**Required task:** Repeat all of the material below word for word, but leave out the pictures.

**Records shown:**
***

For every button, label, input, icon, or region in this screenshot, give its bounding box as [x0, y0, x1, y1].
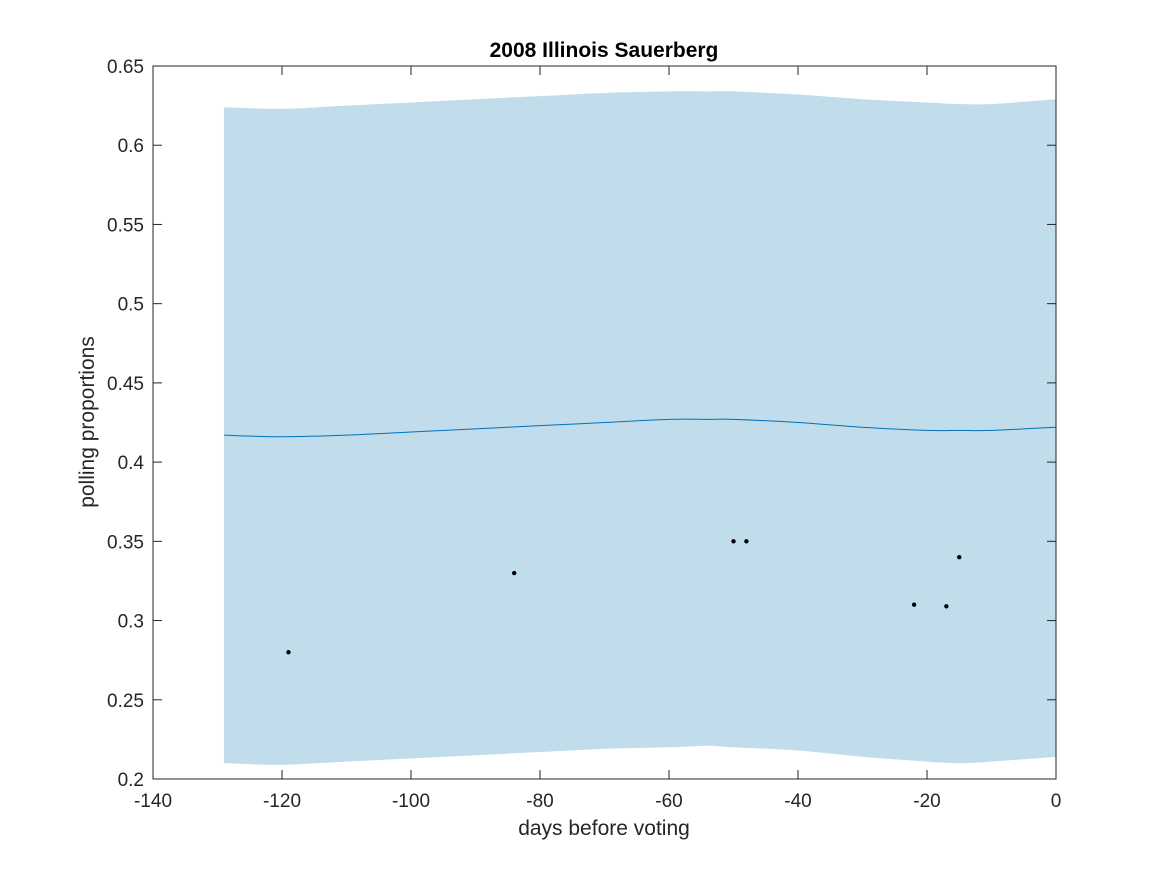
chart-title: 2008 Illinois Sauerberg [490, 39, 719, 62]
x-tick-label: -140 [134, 791, 172, 812]
poll-point-7 [957, 554, 962, 560]
poll-point-4 [744, 539, 749, 544]
x-axis-label: days before voting [518, 817, 690, 840]
x-tick-label: -100 [392, 791, 430, 812]
plot-area: -140 -120 -100 -80 -60 -40 -20 0 0.2 0.25 0.3 0.35 0… [107, 57, 1061, 812]
y-tick-label: 0.5 [118, 295, 144, 316]
y-tick-label: 0.4 [118, 453, 145, 474]
y-tick-label: 0.3 [118, 612, 144, 633]
x-tick-label: -80 [526, 791, 553, 812]
y-tick-label: 0.45 [107, 374, 144, 395]
x-tick-label: 0 [1051, 791, 1062, 812]
y-tick-label: 0.35 [107, 532, 144, 553]
y-axis-label: polling proportions [76, 336, 99, 508]
confidence-band [223, 91, 1056, 765]
x-tick-label: -120 [263, 791, 301, 812]
poll-point-6 [944, 604, 949, 609]
x-tick-label: -40 [784, 791, 811, 812]
x-tick-label: -60 [655, 791, 682, 812]
x-tick-label: -20 [913, 791, 940, 812]
poll-point-1 [286, 650, 291, 655]
poll-point-3 [731, 539, 736, 544]
trend-line [223, 418, 1057, 438]
y-tick-label: 0.25 [107, 691, 144, 712]
y-tick-label: 0.65 [107, 57, 144, 78]
y-tick-label: 0.6 [118, 136, 144, 157]
poll-point-2 [512, 570, 517, 576]
y-tick-label: 0.55 [107, 215, 144, 236]
y-tick-label: 0.2 [118, 770, 144, 791]
axes-box [152, 65, 1057, 780]
poll-point-5 [911, 602, 917, 607]
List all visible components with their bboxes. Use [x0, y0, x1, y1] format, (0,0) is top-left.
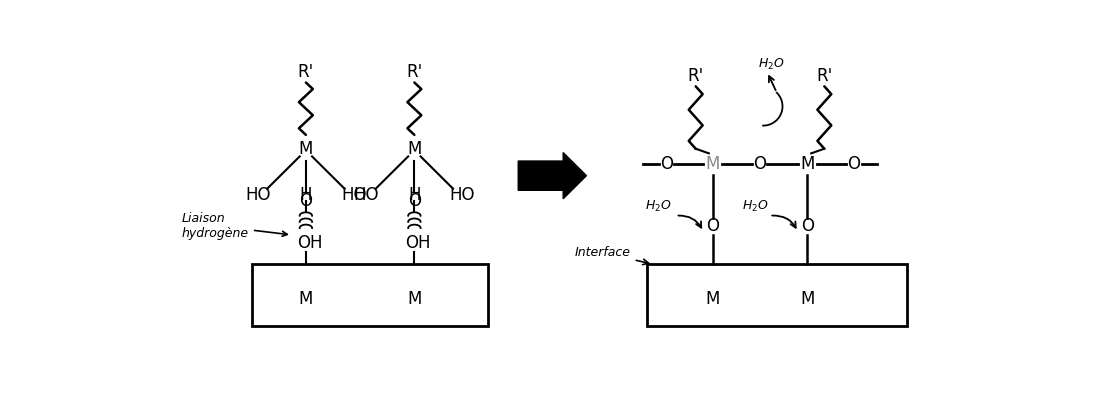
- Bar: [647, 264, 907, 326]
- Bar: [252, 264, 488, 326]
- Text: O: O: [848, 155, 860, 173]
- Text: $\mathit{H_2O}$: $\mathit{H_2O}$: [645, 199, 672, 214]
- Text: R': R': [687, 66, 704, 84]
- Text: M: M: [800, 155, 814, 173]
- FancyArrow shape: [518, 153, 586, 199]
- Text: M: M: [705, 290, 720, 308]
- Text: O: O: [801, 217, 814, 235]
- Text: M: M: [299, 140, 313, 158]
- Text: Interface: Interface: [575, 246, 648, 265]
- Text: M: M: [800, 290, 814, 308]
- Text: HO: HO: [450, 186, 476, 204]
- Text: HO: HO: [341, 186, 367, 204]
- Text: HO: HO: [245, 186, 271, 204]
- Text: O: O: [408, 192, 421, 210]
- Text: HO: HO: [353, 186, 379, 204]
- Text: R': R': [407, 63, 422, 81]
- Text: O: O: [300, 192, 312, 210]
- Text: O: O: [706, 217, 720, 235]
- Text: Liaison
hydrogène: Liaison hydrogène: [182, 212, 287, 240]
- Text: OH: OH: [405, 234, 431, 252]
- Text: M: M: [299, 290, 313, 308]
- Text: $\mathit{H_2O}$: $\mathit{H_2O}$: [742, 199, 769, 214]
- Text: M: M: [408, 290, 421, 308]
- Text: O: O: [659, 155, 673, 173]
- Text: M: M: [705, 155, 720, 173]
- Text: R': R': [817, 66, 832, 84]
- Text: R': R': [297, 63, 314, 81]
- Text: $\mathit{H_2O}$: $\mathit{H_2O}$: [758, 56, 784, 71]
- Text: H: H: [408, 186, 421, 204]
- Text: O: O: [753, 155, 765, 173]
- Text: OH: OH: [297, 234, 322, 252]
- Text: H: H: [300, 186, 312, 204]
- Text: M: M: [408, 140, 421, 158]
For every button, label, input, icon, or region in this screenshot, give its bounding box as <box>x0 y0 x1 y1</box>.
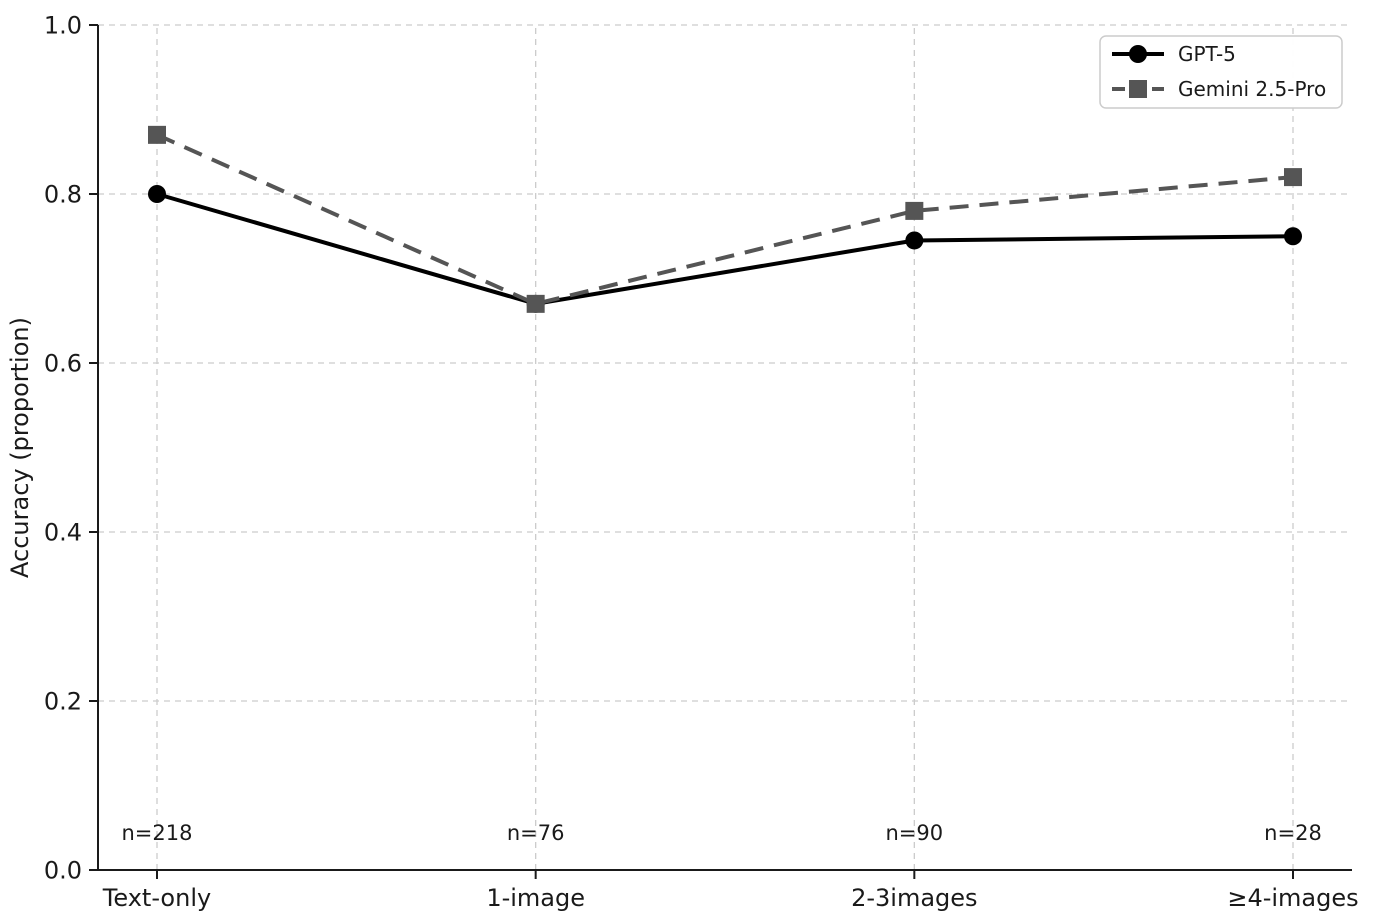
y-axis-label: Accuracy (proportion) <box>6 317 34 578</box>
data-point-gemini-2-5-pro <box>905 201 924 220</box>
data-point-gemini-2-5-pro <box>148 125 166 144</box>
x-tick-label: 1-image <box>486 884 585 912</box>
y-tick-label: 0.4 <box>44 518 82 546</box>
sample-size-annotation: n=218 <box>122 821 193 845</box>
data-point-gemini-2-5-pro <box>526 294 545 313</box>
sample-size-annotation: n=76 <box>507 821 565 845</box>
legend-label-gpt-5: GPT-5 <box>1178 42 1236 66</box>
y-tick-label: 0.2 <box>44 687 82 715</box>
data-point-legend-gpt-5 <box>1129 45 1147 63</box>
data-point-gpt-5 <box>905 231 924 250</box>
sample-size-annotation: n=90 <box>886 821 944 845</box>
y-tick-label: 0.0 <box>44 856 82 884</box>
series-gemini-2-5-pro <box>148 125 1302 313</box>
data-point-gpt-5 <box>148 185 166 203</box>
data-point-gemini-2-5-pro <box>1284 168 1302 187</box>
y-tick-label: 0.8 <box>44 180 82 208</box>
legend-label-gemini-2-5-pro: Gemini 2.5-Pro <box>1178 77 1326 101</box>
x-tick-label: Text-only <box>102 884 211 912</box>
y-tick-label: 0.6 <box>44 349 82 377</box>
x-tick-label: 2-3images <box>851 884 977 912</box>
sample-size-annotation: n=28 <box>1264 821 1322 845</box>
data-point-legend-gemini-2-5-pro <box>1129 80 1147 98</box>
x-tick-label: ≥4-images <box>1227 884 1358 912</box>
y-tick-label: 1.0 <box>44 11 82 39</box>
series-gpt-5 <box>148 185 1302 313</box>
series-line-gemini-2-5-pro <box>156 133 1294 306</box>
legend: GPT-5 Gemini 2.5-Pro <box>1099 35 1343 109</box>
data-point-gpt-5 <box>1284 227 1302 246</box>
series-line-gpt-5 <box>156 192 1294 306</box>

***

**Full answer:**
For every button, label, input, icon, or region in this screenshot, give its bounding box as [x0, y0, x1, y1].
chart-title: 2008 Illinois Sauerberg [490, 39, 719, 62]
x-tick-label: -140 [134, 791, 172, 812]
poll-point-7 [957, 554, 962, 560]
poll-point-4 [744, 539, 749, 544]
x-axis-label: days before voting [518, 817, 690, 840]
x-tick-label: -100 [392, 791, 430, 812]
plot-area: -140 -120 -100 -80 -60 -40 -20 0 0.2 0.25 0.3 0.35 0… [107, 57, 1061, 812]
y-tick-label: 0.5 [118, 295, 144, 316]
y-tick-label: 0.4 [118, 453, 145, 474]
y-tick-label: 0.3 [118, 612, 144, 633]
x-tick-label: -80 [526, 791, 553, 812]
y-tick-label: 0.45 [107, 374, 144, 395]
x-tick-label: 0 [1051, 791, 1062, 812]
y-tick-label: 0.35 [107, 532, 144, 553]
y-axis-label: polling proportions [76, 336, 99, 508]
confidence-band [223, 91, 1056, 765]
x-tick-label: -120 [263, 791, 301, 812]
poll-point-6 [944, 604, 949, 609]
x-tick-label: -40 [784, 791, 811, 812]
x-tick-label: -60 [655, 791, 682, 812]
x-tick-label: -20 [913, 791, 940, 812]
poll-point-1 [286, 650, 291, 655]
poll-point-3 [731, 539, 736, 544]
trend-line [223, 418, 1057, 438]
y-tick-label: 0.25 [107, 691, 144, 712]
y-tick-label: 0.65 [107, 57, 144, 78]
y-tick-label: 0.6 [118, 136, 144, 157]
poll-point-2 [512, 570, 517, 576]
y-tick-label: 0.55 [107, 215, 144, 236]
y-tick-label: 0.2 [118, 770, 144, 791]
axes-box [152, 65, 1057, 780]
poll-point-5 [911, 602, 917, 607]
List all visible components with their bboxes. Use [x0, y0, x1, y1] format, (0,0) is top-left.
- Bar: [647, 264, 907, 326]
- Bar: [252, 264, 488, 326]
- Text: O: O: [848, 155, 860, 173]
- Text: $\mathit{H_2O}$: $\mathit{H_2O}$: [645, 199, 672, 214]
- Text: R': R': [687, 66, 704, 84]
- Text: M: M: [800, 155, 814, 173]
- FancyArrow shape: [518, 153, 586, 199]
- Text: M: M: [705, 290, 720, 308]
- Text: O: O: [801, 217, 814, 235]
- Text: M: M: [299, 140, 313, 158]
- Text: Interface: Interface: [575, 246, 648, 265]
- Text: M: M: [800, 290, 814, 308]
- Text: HO: HO: [450, 186, 476, 204]
- Text: HO: HO: [341, 186, 367, 204]
- Text: HO: HO: [245, 186, 271, 204]
- Text: O: O: [408, 192, 421, 210]
- Text: HO: HO: [353, 186, 379, 204]
- Text: R': R': [407, 63, 422, 81]
- Text: O: O: [300, 192, 312, 210]
- Text: O: O: [706, 217, 720, 235]
- Text: Liaison
hydrogène: Liaison hydrogène: [182, 212, 287, 240]
- Text: OH: OH: [405, 234, 431, 252]
- Text: M: M: [299, 290, 313, 308]
- Text: $\mathit{H_2O}$: $\mathit{H_2O}$: [742, 199, 769, 214]
- Text: M: M: [408, 290, 421, 308]
- Text: O: O: [659, 155, 673, 173]
- Text: M: M: [705, 155, 720, 173]
- Text: R': R': [817, 66, 832, 84]
- Text: R': R': [297, 63, 314, 81]
- Text: $\mathit{H_2O}$: $\mathit{H_2O}$: [758, 56, 784, 71]
- Text: H: H: [408, 186, 421, 204]
- Text: O: O: [753, 155, 765, 173]
- Text: OH: OH: [297, 234, 322, 252]
- Text: H: H: [300, 186, 312, 204]
- Text: M: M: [408, 140, 421, 158]
For every button, label, input, icon, or region in this screenshot, give its bounding box as <box>x0 y0 x1 y1</box>.
y-axis-label: Accuracy (proportion) <box>6 317 34 578</box>
data-point-gemini-2-5-pro <box>905 201 924 220</box>
data-point-gemini-2-5-pro <box>148 125 166 144</box>
x-tick-label: 1-image <box>486 884 585 912</box>
y-tick-label: 0.4 <box>44 518 82 546</box>
sample-size-annotation: n=218 <box>122 821 193 845</box>
data-point-gemini-2-5-pro <box>526 294 545 313</box>
sample-size-annotation: n=76 <box>507 821 565 845</box>
legend-label-gpt-5: GPT-5 <box>1178 42 1236 66</box>
y-tick-label: 0.2 <box>44 687 82 715</box>
data-point-legend-gpt-5 <box>1129 45 1147 63</box>
data-point-gpt-5 <box>905 231 924 250</box>
sample-size-annotation: n=90 <box>886 821 944 845</box>
y-tick-label: 0.0 <box>44 856 82 884</box>
series-gemini-2-5-pro <box>148 125 1302 313</box>
data-point-gpt-5 <box>148 185 166 203</box>
data-point-gemini-2-5-pro <box>1284 168 1302 187</box>
y-tick-label: 0.8 <box>44 180 82 208</box>
legend-label-gemini-2-5-pro: Gemini 2.5-Pro <box>1178 77 1326 101</box>
x-tick-label: Text-only <box>102 884 211 912</box>
y-tick-label: 0.6 <box>44 349 82 377</box>
x-tick-label: 2-3images <box>851 884 977 912</box>
sample-size-annotation: n=28 <box>1264 821 1322 845</box>
data-point-legend-gemini-2-5-pro <box>1129 80 1147 98</box>
x-tick-label: ≥4-images <box>1227 884 1358 912</box>
y-tick-label: 1.0 <box>44 11 82 39</box>
series-gpt-5 <box>148 185 1302 313</box>
series-line-gemini-2-5-pro <box>156 133 1294 306</box>
legend: GPT-5 Gemini 2.5-Pro <box>1099 35 1343 109</box>
data-point-gpt-5 <box>1284 227 1302 246</box>
series-line-gpt-5 <box>156 192 1294 306</box>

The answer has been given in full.